Region boundary data
-- -- --
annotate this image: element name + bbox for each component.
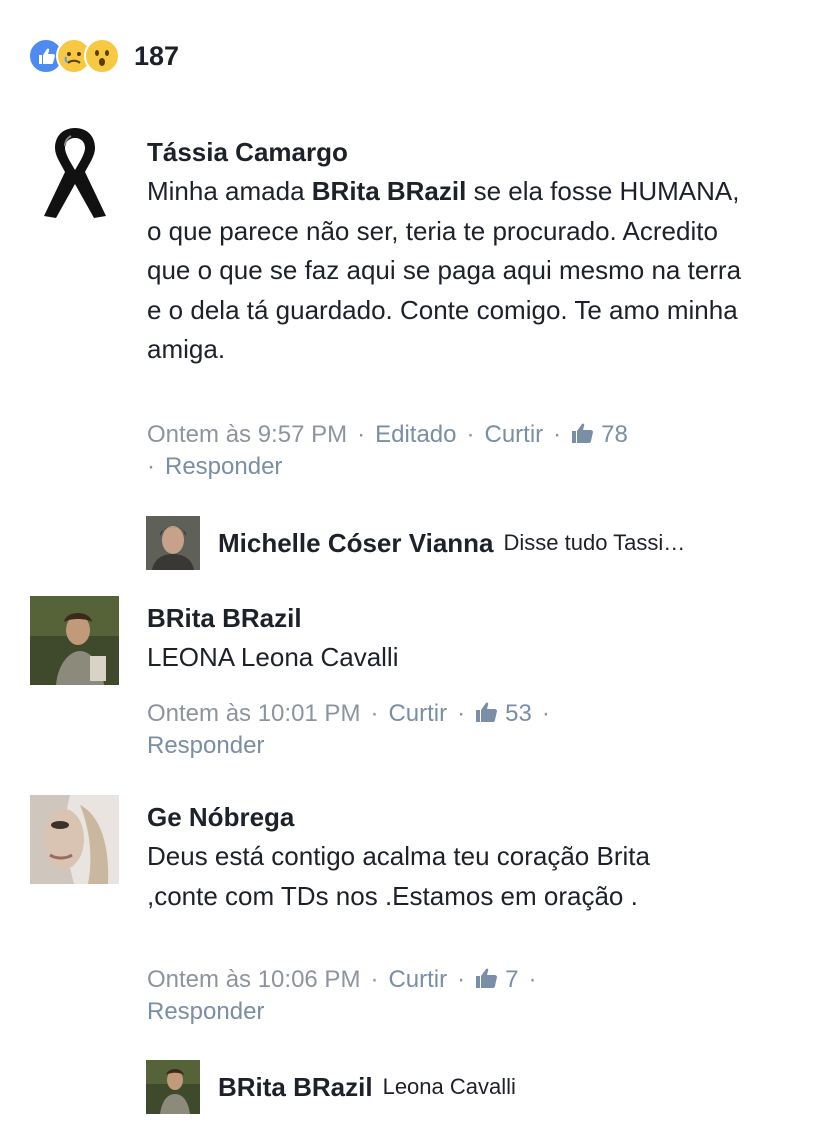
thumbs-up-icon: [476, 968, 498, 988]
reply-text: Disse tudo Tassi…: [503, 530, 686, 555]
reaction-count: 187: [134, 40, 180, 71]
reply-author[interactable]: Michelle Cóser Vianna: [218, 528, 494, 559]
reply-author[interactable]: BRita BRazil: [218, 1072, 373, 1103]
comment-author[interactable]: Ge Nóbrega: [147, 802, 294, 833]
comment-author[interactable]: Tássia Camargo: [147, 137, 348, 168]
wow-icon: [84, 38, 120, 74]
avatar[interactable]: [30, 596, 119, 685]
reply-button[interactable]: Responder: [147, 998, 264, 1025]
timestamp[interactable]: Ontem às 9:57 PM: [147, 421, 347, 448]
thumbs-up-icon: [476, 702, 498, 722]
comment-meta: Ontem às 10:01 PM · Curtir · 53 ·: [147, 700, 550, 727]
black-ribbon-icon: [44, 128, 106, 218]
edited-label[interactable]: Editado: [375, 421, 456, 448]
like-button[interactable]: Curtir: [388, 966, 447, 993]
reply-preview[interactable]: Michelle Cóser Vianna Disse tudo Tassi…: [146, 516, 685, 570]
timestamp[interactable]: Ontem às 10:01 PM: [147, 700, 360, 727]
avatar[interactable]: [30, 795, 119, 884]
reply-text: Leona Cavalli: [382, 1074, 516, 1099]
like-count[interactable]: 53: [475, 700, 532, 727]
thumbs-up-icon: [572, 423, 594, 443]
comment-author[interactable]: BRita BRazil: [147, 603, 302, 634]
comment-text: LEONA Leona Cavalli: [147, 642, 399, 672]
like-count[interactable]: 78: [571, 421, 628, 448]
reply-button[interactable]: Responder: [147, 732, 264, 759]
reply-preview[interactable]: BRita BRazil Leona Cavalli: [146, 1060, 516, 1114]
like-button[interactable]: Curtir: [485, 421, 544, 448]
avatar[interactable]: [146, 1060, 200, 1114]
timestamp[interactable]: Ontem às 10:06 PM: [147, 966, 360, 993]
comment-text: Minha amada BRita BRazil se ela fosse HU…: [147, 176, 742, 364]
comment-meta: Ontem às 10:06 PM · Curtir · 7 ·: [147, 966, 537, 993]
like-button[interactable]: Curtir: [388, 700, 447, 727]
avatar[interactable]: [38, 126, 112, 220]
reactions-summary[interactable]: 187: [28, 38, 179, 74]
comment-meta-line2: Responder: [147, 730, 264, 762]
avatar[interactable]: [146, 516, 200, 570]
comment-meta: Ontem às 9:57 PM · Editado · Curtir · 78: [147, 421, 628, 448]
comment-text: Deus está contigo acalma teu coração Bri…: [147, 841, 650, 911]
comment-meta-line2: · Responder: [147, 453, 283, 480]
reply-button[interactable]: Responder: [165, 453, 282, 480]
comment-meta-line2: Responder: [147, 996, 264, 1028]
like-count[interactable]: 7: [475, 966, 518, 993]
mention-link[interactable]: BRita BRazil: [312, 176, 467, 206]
-- -- --
Duplicate every one of the lines above word for word, omitting the pictures.

annotate this image: element name + bbox for each component.
thumbs-up-icon: [476, 968, 498, 988]
reply-text: Disse tudo Tassi…: [503, 530, 686, 555]
reaction-count: 187: [134, 40, 180, 71]
reply-author[interactable]: Michelle Cóser Vianna: [218, 528, 494, 559]
reply-author[interactable]: BRita BRazil: [218, 1072, 373, 1103]
comment-author[interactable]: Ge Nóbrega: [147, 802, 294, 833]
comment-author[interactable]: Tássia Camargo: [147, 137, 348, 168]
wow-icon: [84, 38, 120, 74]
avatar[interactable]: [30, 596, 119, 685]
reply-button[interactable]: Responder: [147, 998, 264, 1025]
timestamp[interactable]: Ontem às 9:57 PM: [147, 421, 347, 448]
thumbs-up-icon: [476, 702, 498, 722]
comment-meta: Ontem às 10:01 PM · Curtir · 53 ·: [147, 700, 550, 727]
black-ribbon-icon: [44, 128, 106, 218]
edited-label[interactable]: Editado: [375, 421, 456, 448]
like-button[interactable]: Curtir: [388, 966, 447, 993]
reply-preview[interactable]: Michelle Cóser Vianna Disse tudo Tassi…: [146, 516, 685, 570]
timestamp[interactable]: Ontem às 10:01 PM: [147, 700, 360, 727]
avatar[interactable]: [30, 795, 119, 884]
reply-text: Leona Cavalli: [382, 1074, 516, 1099]
like-count[interactable]: 53: [475, 700, 532, 727]
thumbs-up-icon: [572, 423, 594, 443]
comment-author[interactable]: BRita BRazil: [147, 603, 302, 634]
comment-text: LEONA Leona Cavalli: [147, 642, 399, 672]
like-count[interactable]: 78: [571, 421, 628, 448]
reply-button[interactable]: Responder: [147, 732, 264, 759]
reply-preview[interactable]: BRita BRazil Leona Cavalli: [146, 1060, 516, 1114]
like-button[interactable]: Curtir: [485, 421, 544, 448]
avatar[interactable]: [146, 1060, 200, 1114]
timestamp[interactable]: Ontem às 10:06 PM: [147, 966, 360, 993]
comment-text: Minha amada BRita BRazil se ela fosse HU…: [147, 176, 742, 364]
comment-meta: Ontem às 10:06 PM · Curtir · 7 ·: [147, 966, 537, 993]
like-button[interactable]: Curtir: [388, 700, 447, 727]
avatar[interactable]: [38, 126, 112, 220]
reactions-summary[interactable]: 187: [28, 38, 179, 74]
comment-meta-line2: Responder: [147, 730, 264, 762]
avatar[interactable]: [146, 516, 200, 570]
comment-meta: Ontem às 9:57 PM · Editado · Curtir · 78: [147, 421, 628, 448]
comment-text: Deus está contigo acalma teu coração Bri…: [147, 841, 650, 911]
comment-meta-line2: · Responder: [147, 453, 283, 480]
reply-button[interactable]: Responder: [165, 453, 282, 480]
comment-meta-line2: Responder: [147, 996, 264, 1028]
like-count[interactable]: 7: [475, 966, 518, 993]
mention-link[interactable]: BRita BRazil: [312, 176, 467, 206]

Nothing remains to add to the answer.